Give back the records below exactly, every one, with no pictures.

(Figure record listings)
═══

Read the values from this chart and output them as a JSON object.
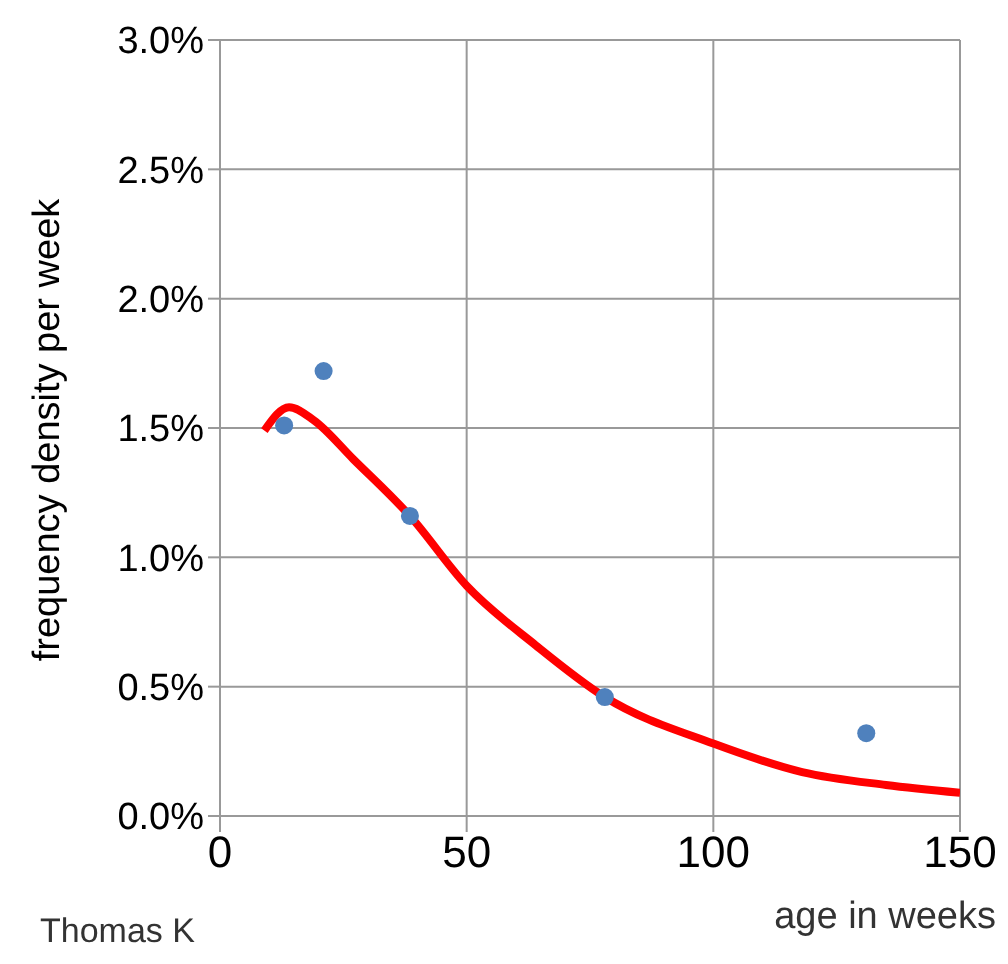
{
  "chart_data": {
    "type": "scatter",
    "xlabel": "age in weeks",
    "ylabel": "frequency density per week",
    "annotations": [
      "Thomas K"
    ],
    "series": [
      {
        "marker": "circle",
        "color": "#4f81bd",
        "x": [
          13,
          21,
          38.5,
          78,
          131
        ],
        "values": [
          1.51,
          1.72,
          1.16,
          0.46,
          0.32
        ]
      },
      {
        "type": "line",
        "marker": "none",
        "line_style": "solid",
        "color": "#ff0000",
        "x": [
          9,
          14,
          19,
          27,
          38.5,
          50,
          64,
          78,
          100,
          118,
          135,
          150
        ],
        "values": [
          1.49,
          1.58,
          1.53,
          1.38,
          1.16,
          0.89,
          0.66,
          0.46,
          0.28,
          0.17,
          0.12,
          0.09
        ]
      }
    ],
    "xlim": [
      0,
      150
    ],
    "xticks": [
      0,
      50,
      100,
      150
    ],
    "ylim": [
      0,
      3
    ],
    "yticks": [
      {
        "value": 0,
        "label": "0.0%"
      },
      {
        "value": 0.5,
        "label": "0.5%"
      },
      {
        "value": 1,
        "label": "1.0%"
      },
      {
        "value": 1.5,
        "label": "1.5%"
      },
      {
        "value": 2,
        "label": "2.0%"
      },
      {
        "value": 2.5,
        "label": "2.5%"
      },
      {
        "value": 3,
        "label": "3.0%"
      }
    ],
    "grid": true
  }
}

═══

### The answer
Read the values from this chart and output them as a JSON object.
{
  "chart_data": {
    "type": "scatter",
    "xlabel": "age in weeks",
    "ylabel": "frequency density per week",
    "annotations": [
      "Thomas K"
    ],
    "series": [
      {
        "marker": "circle",
        "color": "#4f81bd",
        "x": [
          13,
          21,
          38.5,
          78,
          131
        ],
        "values": [
          1.51,
          1.72,
          1.16,
          0.46,
          0.32
        ]
      },
      {
        "type": "line",
        "marker": "none",
        "line_style": "solid",
        "color": "#ff0000",
        "x": [
          9,
          14,
          19,
          27,
          38.5,
          50,
          64,
          78,
          100,
          118,
          135,
          150
        ],
        "values": [
          1.49,
          1.58,
          1.53,
          1.38,
          1.16,
          0.89,
          0.66,
          0.46,
          0.28,
          0.17,
          0.12,
          0.09
        ]
      }
    ],
    "xlim": [
      0,
      150
    ],
    "xticks": [
      0,
      50,
      100,
      150
    ],
    "ylim": [
      0,
      3
    ],
    "yticks": [
      {
        "value": 0,
        "label": "0.0%"
      },
      {
        "value": 0.5,
        "label": "0.5%"
      },
      {
        "value": 1,
        "label": "1.0%"
      },
      {
        "value": 1.5,
        "label": "1.5%"
      },
      {
        "value": 2,
        "label": "2.0%"
      },
      {
        "value": 2.5,
        "label": "2.5%"
      },
      {
        "value": 3,
        "label": "3.0%"
      }
    ],
    "grid": true
  }
}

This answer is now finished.